> [WHAT YOU WILL DO] Each line that holds the word "Sant" counts once; report how many lines do so and nothing else.

> [ENTRIES SHOWN]

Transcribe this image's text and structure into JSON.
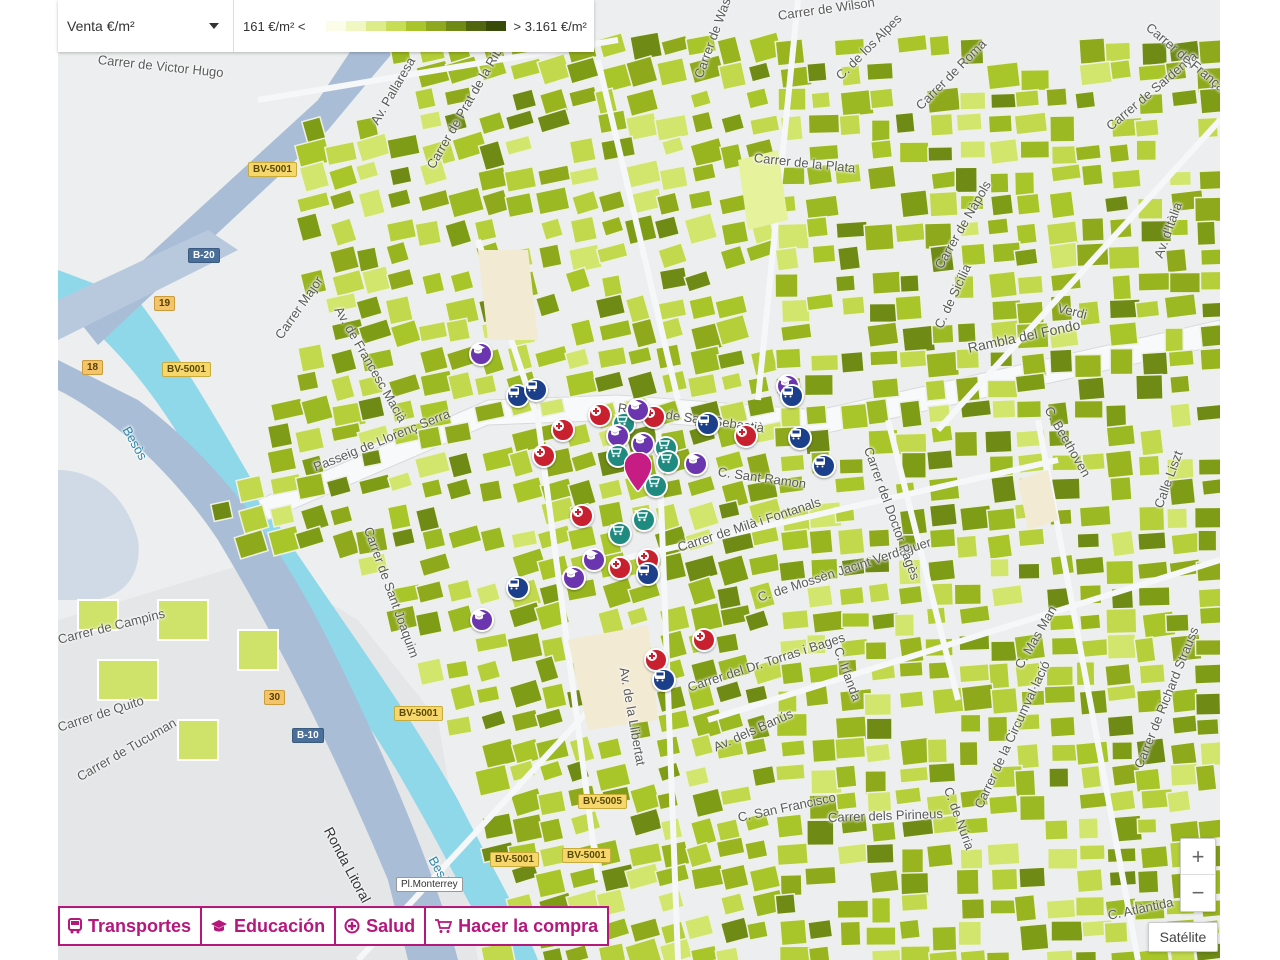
{
  "legend": {
    "mode_label": "Venta €/m²",
    "min_label": "161 €/m² <",
    "max_label": "> 3.161 €/m²",
    "colors": [
      "#fbfde8",
      "#f0f7c2",
      "#dcec8a",
      "#c7dd55",
      "#aac42c",
      "#8ea820",
      "#6f8b16",
      "#4f660e",
      "#384a08"
    ]
  },
  "categories": [
    {
      "label": "Transportes",
      "icon": "bus-icon"
    },
    {
      "label": "Educación",
      "icon": "graduation-cap-icon"
    },
    {
      "label": "Salud",
      "icon": "cross-icon"
    },
    {
      "label": "Hacer la compra",
      "icon": "shopping-cart-icon"
    }
  ],
  "controls": {
    "zoom_in": "+",
    "zoom_out": "−",
    "satellite": "Satélite"
  },
  "colors": {
    "accent": "#b5177d",
    "transport": "#1b3f8b",
    "education": "#6b35b0",
    "health": "#c8202f",
    "shopping": "#1f8a80",
    "highway": "#8fa9c9",
    "river": "#8fd8ea"
  },
  "map_labels": {
    "victor_hugo": "Carrer de Victor Hugo",
    "pallaresa": "Av. Pallaresa",
    "prat_riba": "Carrer de Prat de la Riba",
    "major": "Carrer Major",
    "macia": "Av. de Francesc Macià",
    "llorenc_serra": "Passeig de Llorenç Serra",
    "sant_sebastia": "Rambla de Sant Sebastià",
    "fondo": "Rambla del Fondo",
    "planeta": "Carrer de la Plata",
    "napols": "Carrer de Nàpols",
    "roma": "Carrer de Roma",
    "sicilia": "C. de Sicília",
    "sardenya": "Carrer de Sardenya",
    "italia": "Av. d'Itàlia",
    "besos": "Besòs",
    "besos2": "Besòs",
    "ronda_litoral": "Ronda Litoral",
    "tucuman": "Carrer de Tucuman",
    "quito": "Carrer de Quito",
    "campins": "Carrer de Campins",
    "milla_fontanals": "Carrer de Milà i Fontanals",
    "mossen_jacint": "C. de Mossèn Jacint Verdaguer",
    "torras_bages": "Carrer del Dr. Torras i Bages",
    "banus": "Av. dels Banús",
    "san_francisco": "C. San Francisco",
    "pirineus": "Carrer dels Pirineus",
    "irlanda": "C. Irlanda",
    "circumval": "Carrer de la Circumval·lació",
    "atlantida": "C. Atlàntida",
    "llibertat": "Av. de la Llibertat",
    "mas_man": "C. Mas Man",
    "sant_joaquim": "Carrer de Sant Joaquim",
    "beethoven": "C. Beethoven",
    "dr_pages": "Carrer del Doctor Pagès",
    "liszt": "Calle Liszt",
    "sant_ramon": "C. Sant Ramon",
    "wilson": "Carrer de Wilson",
    "france": "Carrer de França",
    "los_alpes": "C. de los Alpes",
    "verdi": "Verdi",
    "nuria": "C. de Núria",
    "richard_strauss": "Carrer de Richard Strauss",
    "washington": "Carrer de Washington"
  },
  "shields": {
    "bv5001_a": "BV-5001",
    "b20": "B-20",
    "n19": "19",
    "n18": "18",
    "bv5001_b": "BV-5001",
    "bv5001_c": "BV-5001",
    "n30": "30",
    "b10": "B-10",
    "bv5005": "BV-5005",
    "bv5001_d": "BV-5001",
    "bv5001_e": "BV-5001",
    "monterrey": "Pl.Monterrey"
  }
}
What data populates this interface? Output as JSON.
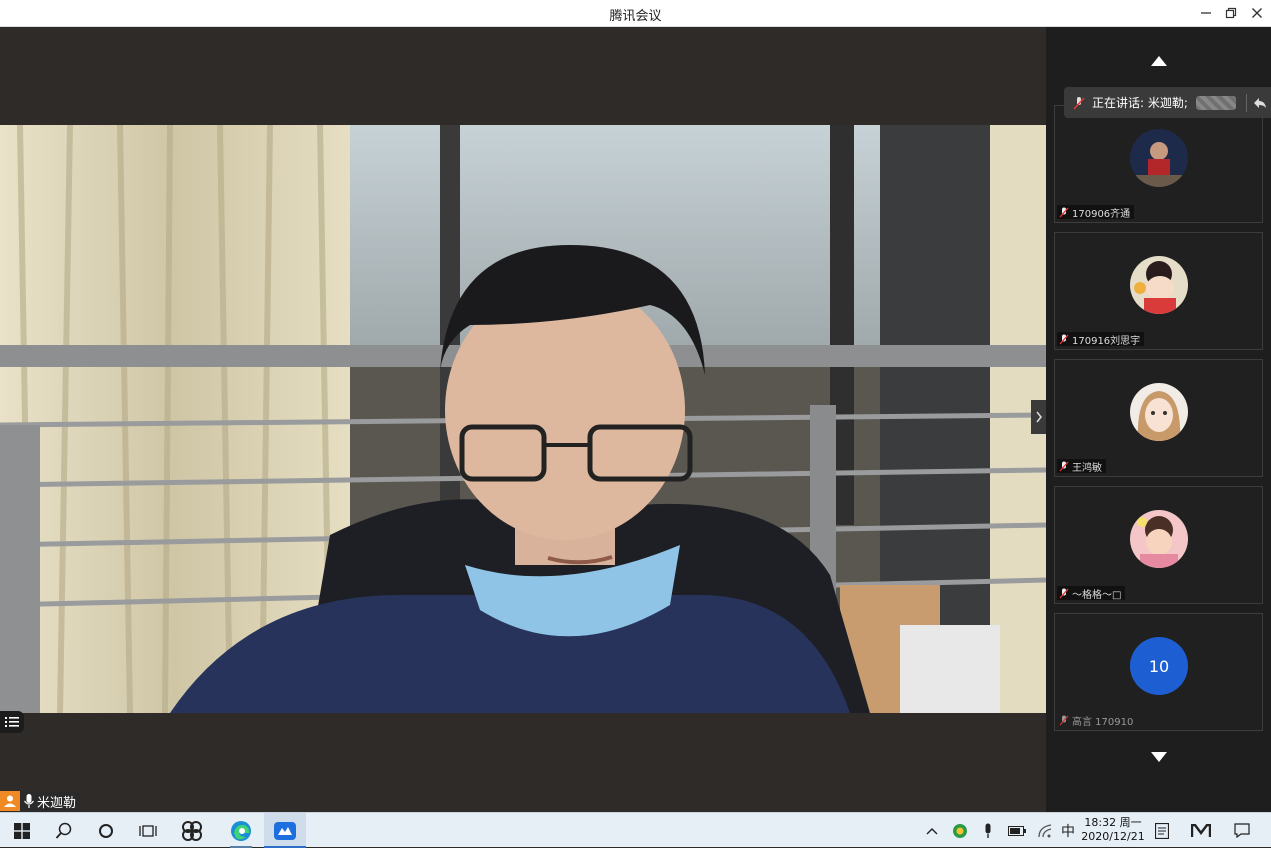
{
  "window": {
    "title": "腾讯会议"
  },
  "speaking": {
    "label": "正在讲话: 米迦勒;"
  },
  "main_video": {
    "name": "米迦勒"
  },
  "participants": [
    {
      "name": "170906齐通"
    },
    {
      "name": "170916刘思宇"
    },
    {
      "name": "王鸿敏"
    },
    {
      "name": "～格格～□"
    },
    {
      "name": "高言 170910",
      "avatar_text": "10"
    }
  ],
  "taskbar": {
    "ime": "中",
    "time": "18:32 周一",
    "date": "2020/12/21"
  },
  "colors": {
    "accent": "#1d5fd3",
    "nameplate_avatar": "#f08a24"
  }
}
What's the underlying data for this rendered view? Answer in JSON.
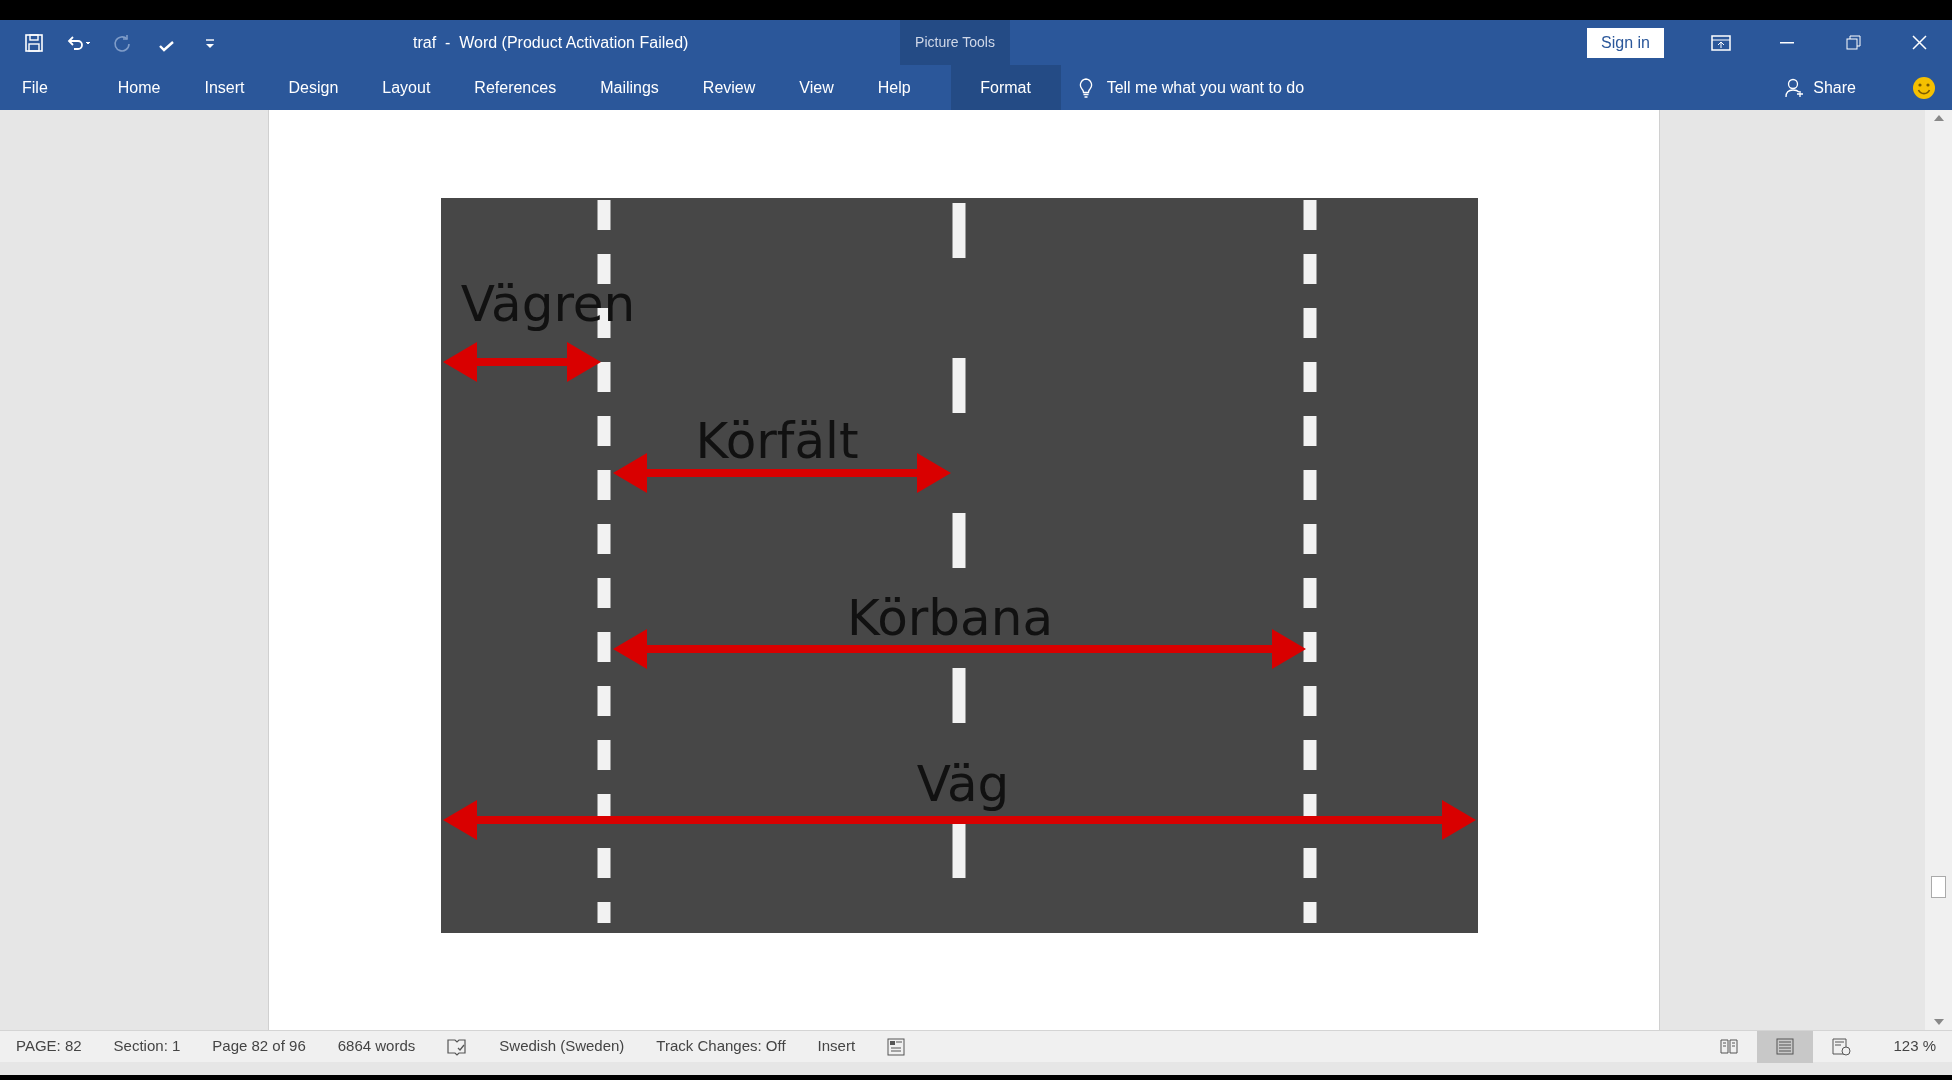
{
  "title_bar": {
    "quick_access": [
      {
        "kind": "save",
        "disabled": false
      },
      {
        "kind": "undo",
        "disabled": false
      },
      {
        "kind": "redo",
        "disabled": true
      },
      {
        "kind": "spelling",
        "disabled": false
      },
      {
        "kind": "customize",
        "disabled": false
      }
    ],
    "title": "traf  -  Word (Product Activation Failed)",
    "contextual_group": "Picture Tools",
    "sign_in": "Sign in"
  },
  "ribbon_tabs": [
    {
      "label": "File",
      "selected": false
    },
    {
      "label": "Home",
      "selected": false
    },
    {
      "label": "Insert",
      "selected": false
    },
    {
      "label": "Design",
      "selected": false
    },
    {
      "label": "Layout",
      "selected": false
    },
    {
      "label": "References",
      "selected": false
    },
    {
      "label": "Mailings",
      "selected": false
    },
    {
      "label": "Review",
      "selected": false
    },
    {
      "label": "View",
      "selected": false
    },
    {
      "label": "Help",
      "selected": false
    },
    {
      "label": "Format",
      "selected": true
    }
  ],
  "tell_me": {
    "placeholder": "Tell me what you want to do"
  },
  "share": "Share",
  "document": {
    "picture": {
      "labels": [
        "Vägren",
        "Körfält",
        "Körbana",
        "Väg"
      ]
    }
  },
  "status_bar": {
    "items": [
      "PAGE: 82",
      "Section: 1",
      "Page 82 of 96",
      "6864 words"
    ],
    "language": "Swedish (Sweden)",
    "track_changes": "Track Changes: Off",
    "mode": "Insert",
    "views": [
      {
        "kind": "read",
        "selected": false
      },
      {
        "kind": "print",
        "selected": true
      },
      {
        "kind": "web",
        "selected": false
      }
    ],
    "zoom": "123 %"
  }
}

> [WORKED SOLUTION] 3